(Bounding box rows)
--- --- ---

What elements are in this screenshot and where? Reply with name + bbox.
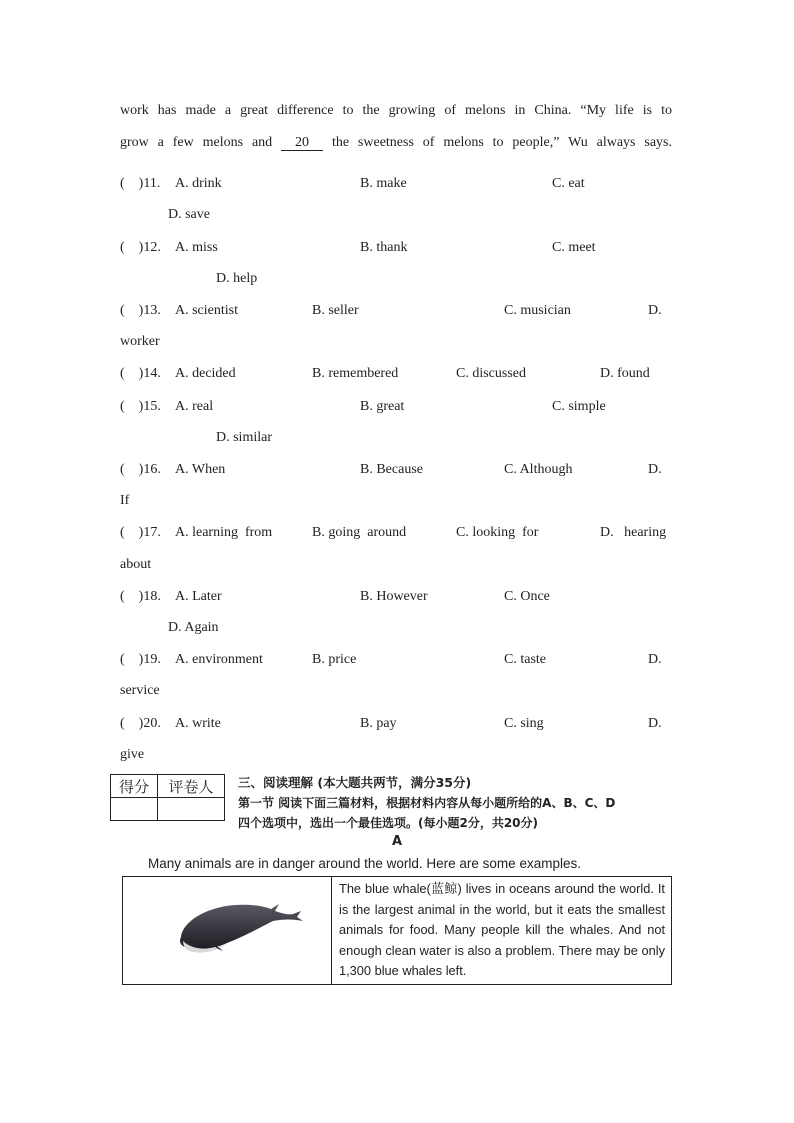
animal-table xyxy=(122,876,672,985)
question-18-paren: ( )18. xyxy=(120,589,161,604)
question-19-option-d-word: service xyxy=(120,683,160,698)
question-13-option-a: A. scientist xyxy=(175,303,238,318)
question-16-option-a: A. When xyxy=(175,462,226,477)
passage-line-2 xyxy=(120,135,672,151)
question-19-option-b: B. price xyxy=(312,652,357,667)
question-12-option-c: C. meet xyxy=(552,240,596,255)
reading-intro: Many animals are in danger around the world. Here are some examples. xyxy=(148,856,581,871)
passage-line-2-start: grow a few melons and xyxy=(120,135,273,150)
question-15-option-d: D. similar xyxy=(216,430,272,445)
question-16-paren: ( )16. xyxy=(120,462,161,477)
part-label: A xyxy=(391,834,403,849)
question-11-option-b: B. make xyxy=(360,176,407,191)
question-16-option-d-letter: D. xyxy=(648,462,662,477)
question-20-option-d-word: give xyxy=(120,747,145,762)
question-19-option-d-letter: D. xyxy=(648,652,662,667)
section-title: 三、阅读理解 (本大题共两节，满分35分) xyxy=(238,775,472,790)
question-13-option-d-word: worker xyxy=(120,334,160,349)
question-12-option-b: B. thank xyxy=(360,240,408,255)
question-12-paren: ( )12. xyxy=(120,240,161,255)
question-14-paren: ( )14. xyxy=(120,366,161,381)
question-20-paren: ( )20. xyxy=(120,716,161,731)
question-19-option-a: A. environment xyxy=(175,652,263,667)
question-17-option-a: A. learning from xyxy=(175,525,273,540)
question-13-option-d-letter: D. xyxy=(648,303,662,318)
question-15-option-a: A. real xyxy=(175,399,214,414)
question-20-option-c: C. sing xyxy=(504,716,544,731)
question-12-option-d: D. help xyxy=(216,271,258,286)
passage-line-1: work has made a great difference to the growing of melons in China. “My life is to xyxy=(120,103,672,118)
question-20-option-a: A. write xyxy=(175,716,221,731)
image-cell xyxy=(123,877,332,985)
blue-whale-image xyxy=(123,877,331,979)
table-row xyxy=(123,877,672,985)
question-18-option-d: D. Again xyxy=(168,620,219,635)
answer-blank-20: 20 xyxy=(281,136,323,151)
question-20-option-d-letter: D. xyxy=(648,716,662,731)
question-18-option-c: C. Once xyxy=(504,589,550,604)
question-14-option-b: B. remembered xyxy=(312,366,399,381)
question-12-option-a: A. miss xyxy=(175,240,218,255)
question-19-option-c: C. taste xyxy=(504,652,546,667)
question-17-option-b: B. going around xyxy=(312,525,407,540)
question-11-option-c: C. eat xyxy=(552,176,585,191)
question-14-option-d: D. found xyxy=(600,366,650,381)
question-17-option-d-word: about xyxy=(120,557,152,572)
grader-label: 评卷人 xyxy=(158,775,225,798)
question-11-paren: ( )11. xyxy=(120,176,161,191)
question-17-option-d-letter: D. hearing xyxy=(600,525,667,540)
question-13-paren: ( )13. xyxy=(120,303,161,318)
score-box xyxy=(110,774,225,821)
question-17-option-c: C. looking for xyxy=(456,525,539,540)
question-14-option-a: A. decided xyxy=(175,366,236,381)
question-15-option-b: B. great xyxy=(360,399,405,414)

--- --- ---

▶ **TASK DIRECTIONS**
Begin at the row that has "animal-table xyxy=(122,876,672,985)" and stop after the row that has "question-12-option-d: D. help". Give those rows again, changing every "paren" to "parenthesis" and leaving everything else unchanged.

▶ **ANSWER IN FULL**
animal-table xyxy=(122,876,672,985)
question-18-parenthesis: ( )18. xyxy=(120,589,161,604)
question-19-option-d-word: service xyxy=(120,683,160,698)
question-13-option-a: A. scientist xyxy=(175,303,238,318)
question-16-option-a: A. When xyxy=(175,462,226,477)
passage-line-2 xyxy=(120,135,672,151)
question-19-option-b: B. price xyxy=(312,652,357,667)
question-12-option-c: C. meet xyxy=(552,240,596,255)
reading-intro: Many animals are in danger around the world. Here are some examples. xyxy=(148,856,581,871)
passage-line-2-start: grow a few melons and xyxy=(120,135,273,150)
question-15-option-d: D. similar xyxy=(216,430,272,445)
question-16-parenthesis: ( )16. xyxy=(120,462,161,477)
part-label: A xyxy=(391,834,403,849)
question-11-option-b: B. make xyxy=(360,176,407,191)
question-16-option-d-letter: D. xyxy=(648,462,662,477)
question-20-option-d-word: give xyxy=(120,747,145,762)
question-19-option-d-letter: D. xyxy=(648,652,662,667)
section-title: 三、阅读理解 (本大题共两节，满分35分) xyxy=(238,775,472,790)
question-13-option-d-word: worker xyxy=(120,334,160,349)
question-12-option-b: B. thank xyxy=(360,240,408,255)
question-12-parenthesis: ( )12. xyxy=(120,240,161,255)
question-14-parenthesis: ( )14. xyxy=(120,366,161,381)
question-20-parenthesis: ( )20. xyxy=(120,716,161,731)
question-19-option-a: A. environment xyxy=(175,652,263,667)
question-17-option-a: A. learning from xyxy=(175,525,273,540)
question-13-option-d-letter: D. xyxy=(648,303,662,318)
question-15-option-a: A. real xyxy=(175,399,214,414)
question-20-option-c: C. sing xyxy=(504,716,544,731)
question-12-option-d: D. help xyxy=(216,271,258,286)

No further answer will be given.